• **Document excerpt**
Initiative: Joint Capabilities Integration and Development System 
(JCIDS); 
Description: A system for the Joint Staff to assess gaps in military 
joint warfighting capabilities and recommend solutions to resolve those 
gaps. This system is replacing DOD's requirements- generation process 
for major acquisitions in an effort to shift the focus to a more 
capabilities-based approach for determining joint warfighting needs 
rather than a threat-based approach focused on individual systems and 
platforms. Under this system, boards comprised of high-level DOD 
civilians and military officials are to identify future capabilities 
needed around key functional concepts and areas, such as command and 
control, force application, and battlespace awareness, and to make 
trade-offs among air, space, land, and sea platforms in doing so. 

Initiative: President's Management Agenda; 
Description: The President's Management Agenda contains five 
initiatives aimed at improving federal agency management and 
performance: (1) strategic human capital management, (2) competitive 
sourcing, (3) improved financial performance, (4) expand electronic 
government, and (5) budget and performance integration. The President 
cited our work on high-risk areas and major management challenges in 
developing his initiatives, and implementation of the agenda has 
reinforced the need to focus agencies' efforts on achieving key 
management and performance improvements. 

Initiative: Budget and Performance Integration; 
Description: The budget and performance integration initiatives of the 
President's Management Agenda include elements such as the PART used to 
review programs, an emphasis on improving outcome measures, and 
improving monitoring of program performance. PART is the central 
element in the performance budgeting piece of the President's 
Management Agenda. PART builds on GPRA by actively promoting the use of 
results-oriented information to assess programs in the budget. 

Source: GAO analysis. 

[End of table] 

We note that these reform initiatives address key business processes 
within the department and that we have placed DOD's overall business 
transformation on our list of federal programs and activities at high 
risk of waste, fraud, abuse, and mismanagement.[Footnote 34] 

The Under Secretary of Defense for Acquisition, Technology and 
Logistics indicated that DOD plans to address the challenge associated 
with the integration of DOD's planning, resourcing, and execution 
processes and initiatives, including the risk management framework. The 
Under Secretary stated that one task of the ongoing 2005 QDR was 
"strategic process integration." The Under Secretary also stated that 
the department is planning to provide a roadmap with performance goals 
and timelines on how it will implement initiatives to improve strategic 
process integration. This roadmap is to be submitted with the 2005 QDR 
report to Congress in early 2006 with the fiscal year 2007 budget. 

Conclusions: 

DOD has made some progress in implementing the risk management 
framework, including establishing risk quadrants and performance goals.

• **Extracted material**

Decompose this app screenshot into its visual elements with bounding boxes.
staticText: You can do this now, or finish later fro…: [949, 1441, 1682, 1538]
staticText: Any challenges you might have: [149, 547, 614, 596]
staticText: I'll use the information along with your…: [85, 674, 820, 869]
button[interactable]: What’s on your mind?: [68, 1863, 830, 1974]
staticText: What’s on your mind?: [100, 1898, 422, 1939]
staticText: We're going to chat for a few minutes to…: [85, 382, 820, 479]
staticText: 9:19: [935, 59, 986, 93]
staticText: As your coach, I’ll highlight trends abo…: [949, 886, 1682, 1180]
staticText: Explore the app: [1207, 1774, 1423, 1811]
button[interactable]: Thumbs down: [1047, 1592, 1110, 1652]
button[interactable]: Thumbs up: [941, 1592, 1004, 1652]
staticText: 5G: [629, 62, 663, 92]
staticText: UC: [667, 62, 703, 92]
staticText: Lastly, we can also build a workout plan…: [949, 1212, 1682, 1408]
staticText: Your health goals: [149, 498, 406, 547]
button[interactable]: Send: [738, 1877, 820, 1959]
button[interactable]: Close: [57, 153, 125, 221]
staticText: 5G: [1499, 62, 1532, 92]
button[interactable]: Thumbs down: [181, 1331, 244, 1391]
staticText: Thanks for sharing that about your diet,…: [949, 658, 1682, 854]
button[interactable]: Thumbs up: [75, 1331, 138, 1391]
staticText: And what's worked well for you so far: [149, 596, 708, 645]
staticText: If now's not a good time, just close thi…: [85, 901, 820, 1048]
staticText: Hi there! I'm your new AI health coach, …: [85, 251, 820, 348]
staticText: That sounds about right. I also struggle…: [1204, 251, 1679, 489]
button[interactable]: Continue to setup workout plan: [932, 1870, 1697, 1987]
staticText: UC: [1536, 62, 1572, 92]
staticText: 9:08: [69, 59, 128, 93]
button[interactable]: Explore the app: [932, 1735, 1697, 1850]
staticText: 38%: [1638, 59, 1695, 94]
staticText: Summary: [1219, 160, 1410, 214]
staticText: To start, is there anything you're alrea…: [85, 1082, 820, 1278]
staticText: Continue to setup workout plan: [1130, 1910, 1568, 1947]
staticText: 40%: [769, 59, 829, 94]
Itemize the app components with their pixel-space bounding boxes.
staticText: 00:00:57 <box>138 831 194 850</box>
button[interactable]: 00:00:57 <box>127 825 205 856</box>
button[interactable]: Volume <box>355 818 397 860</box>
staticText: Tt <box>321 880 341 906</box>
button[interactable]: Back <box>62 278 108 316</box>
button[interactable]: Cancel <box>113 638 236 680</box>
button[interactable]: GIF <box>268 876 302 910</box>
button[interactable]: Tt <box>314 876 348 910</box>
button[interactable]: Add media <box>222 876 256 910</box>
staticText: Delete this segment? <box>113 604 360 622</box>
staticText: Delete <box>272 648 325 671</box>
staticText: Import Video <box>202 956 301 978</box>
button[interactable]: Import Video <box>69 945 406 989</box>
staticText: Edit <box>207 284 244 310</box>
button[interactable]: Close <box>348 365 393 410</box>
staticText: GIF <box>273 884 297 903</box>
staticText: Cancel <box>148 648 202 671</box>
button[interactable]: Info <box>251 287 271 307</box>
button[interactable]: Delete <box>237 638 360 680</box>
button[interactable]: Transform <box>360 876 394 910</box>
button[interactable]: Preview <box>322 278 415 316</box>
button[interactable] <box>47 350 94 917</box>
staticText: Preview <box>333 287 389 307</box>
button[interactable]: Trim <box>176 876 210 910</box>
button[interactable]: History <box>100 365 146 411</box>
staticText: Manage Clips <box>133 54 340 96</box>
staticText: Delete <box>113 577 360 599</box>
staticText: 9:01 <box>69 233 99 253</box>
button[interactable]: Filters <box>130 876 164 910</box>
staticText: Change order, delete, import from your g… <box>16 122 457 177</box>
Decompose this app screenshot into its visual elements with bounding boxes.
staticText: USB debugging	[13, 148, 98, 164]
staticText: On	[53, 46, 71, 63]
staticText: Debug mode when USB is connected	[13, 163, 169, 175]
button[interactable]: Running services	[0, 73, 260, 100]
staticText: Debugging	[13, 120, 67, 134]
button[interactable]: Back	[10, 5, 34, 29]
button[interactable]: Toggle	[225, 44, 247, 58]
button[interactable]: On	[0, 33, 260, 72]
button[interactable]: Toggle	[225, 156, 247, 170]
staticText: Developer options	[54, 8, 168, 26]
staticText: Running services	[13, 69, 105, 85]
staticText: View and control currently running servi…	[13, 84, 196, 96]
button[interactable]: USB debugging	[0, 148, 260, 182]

• **What you are asked to do**
Please explain in one to three sentences why the defense reform excerpt says the Joint Capabilities Integration and Development System is replacing DOD's requirements-generation process for major acquisitions.

• **Solution to this problem**
The replacement is meant to shift the focus to a more capabilities-based approach for determining joint warfighting needs. This moves away from a threat-based approach centered on individual systems and platforms.